Goal: Produce a word-for-word copy of the listing below without its pictures.

#### Entries supplied ####

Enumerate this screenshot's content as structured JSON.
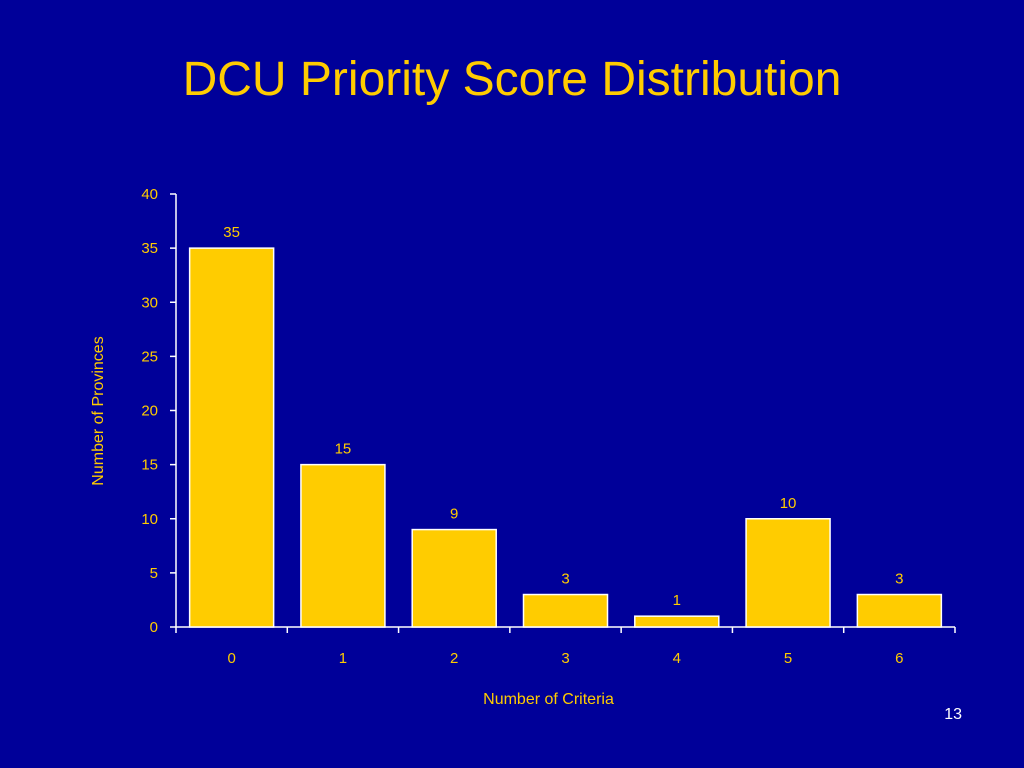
{
  "slide": {
    "title": "DCU Priority Score Distribution",
    "page_number": "13"
  },
  "colors": {
    "background": "#000099",
    "accent": "#FFCC00",
    "axis": "#FFFFFF",
    "bar_border": "#FFFFFF"
  },
  "chart_data": {
    "type": "bar",
    "title": "",
    "categories": [
      "0",
      "1",
      "2",
      "3",
      "4",
      "5",
      "6"
    ],
    "values": [
      35,
      15,
      9,
      3,
      1,
      10,
      3
    ],
    "data_labels": [
      "35",
      "15",
      "9",
      "3",
      "1",
      "10",
      "3"
    ],
    "xlabel": "Number of Criteria",
    "ylabel": "Number of Provinces",
    "ylim": [
      0,
      40
    ],
    "yticks": [
      0,
      5,
      10,
      15,
      20,
      25,
      30,
      35,
      40
    ],
    "ytick_labels": [
      "0",
      "5",
      "10",
      "15",
      "20",
      "25",
      "30",
      "35",
      "40"
    ],
    "grid": false,
    "legend": "none"
  }
}
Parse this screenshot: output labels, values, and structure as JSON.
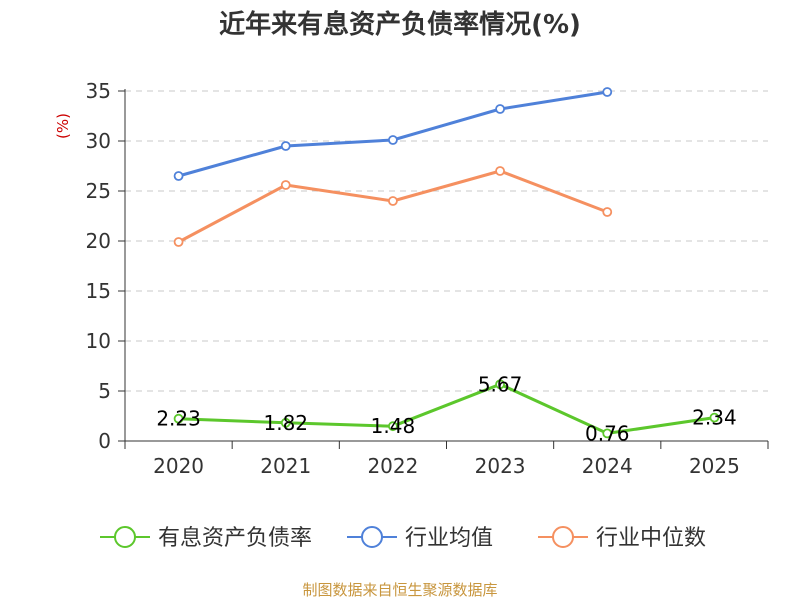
{
  "chart_data": {
    "type": "line",
    "title": "近年来有息资产负债率情况(%)",
    "ylabel": "(%)",
    "xlabel": "",
    "categories": [
      "2020",
      "2021",
      "2022",
      "2023",
      "2024",
      "2025"
    ],
    "ylim": [
      0,
      35
    ],
    "yticks": [
      0,
      5,
      10,
      15,
      20,
      25,
      30,
      35
    ],
    "grid": true,
    "legend_position": "bottom",
    "series": [
      {
        "name": "有息资产负债率",
        "color": "#5cc72c",
        "values": [
          2.23,
          1.82,
          1.48,
          5.67,
          0.76,
          2.34
        ],
        "data_labels": [
          "2.23",
          "1.82",
          "1.48",
          "5.67",
          "0.76",
          "2.34"
        ]
      },
      {
        "name": "行业均值",
        "color": "#4f81d9",
        "values": [
          26.5,
          29.5,
          30.1,
          33.2,
          34.9,
          null
        ]
      },
      {
        "name": "行业中位数",
        "color": "#f59060",
        "values": [
          19.9,
          25.6,
          24.0,
          27.0,
          22.9,
          null
        ]
      }
    ]
  },
  "source": "制图数据来自恒生聚源数据库"
}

####

Answer below:
Enumerate this screenshot's content as structured JSON.
{
  "slide": {
    "title": "DCU Priority Score Distribution",
    "page_number": "13"
  },
  "colors": {
    "background": "#000099",
    "accent": "#FFCC00",
    "axis": "#FFFFFF",
    "bar_border": "#FFFFFF"
  },
  "chart_data": {
    "type": "bar",
    "title": "",
    "categories": [
      "0",
      "1",
      "2",
      "3",
      "4",
      "5",
      "6"
    ],
    "values": [
      35,
      15,
      9,
      3,
      1,
      10,
      3
    ],
    "data_labels": [
      "35",
      "15",
      "9",
      "3",
      "1",
      "10",
      "3"
    ],
    "xlabel": "Number of Criteria",
    "ylabel": "Number of Provinces",
    "ylim": [
      0,
      40
    ],
    "yticks": [
      0,
      5,
      10,
      15,
      20,
      25,
      30,
      35,
      40
    ],
    "ytick_labels": [
      "0",
      "5",
      "10",
      "15",
      "20",
      "25",
      "30",
      "35",
      "40"
    ],
    "grid": false,
    "legend": "none"
  }
}
Parse this screenshot: output labels, values, and structure as JSON.
{
  "chart_data": {
    "type": "line",
    "title": "近年来有息资产负债率情况(%)",
    "ylabel": "(%)",
    "xlabel": "",
    "categories": [
      "2020",
      "2021",
      "2022",
      "2023",
      "2024",
      "2025"
    ],
    "ylim": [
      0,
      35
    ],
    "yticks": [
      0,
      5,
      10,
      15,
      20,
      25,
      30,
      35
    ],
    "grid": true,
    "legend_position": "bottom",
    "series": [
      {
        "name": "有息资产负债率",
        "color": "#5cc72c",
        "values": [
          2.23,
          1.82,
          1.48,
          5.67,
          0.76,
          2.34
        ],
        "data_labels": [
          "2.23",
          "1.82",
          "1.48",
          "5.67",
          "0.76",
          "2.34"
        ]
      },
      {
        "name": "行业均值",
        "color": "#4f81d9",
        "values": [
          26.5,
          29.5,
          30.1,
          33.2,
          34.9,
          null
        ]
      },
      {
        "name": "行业中位数",
        "color": "#f59060",
        "values": [
          19.9,
          25.6,
          24.0,
          27.0,
          22.9,
          null
        ]
      }
    ]
  },
  "source": "制图数据来自恒生聚源数据库"
}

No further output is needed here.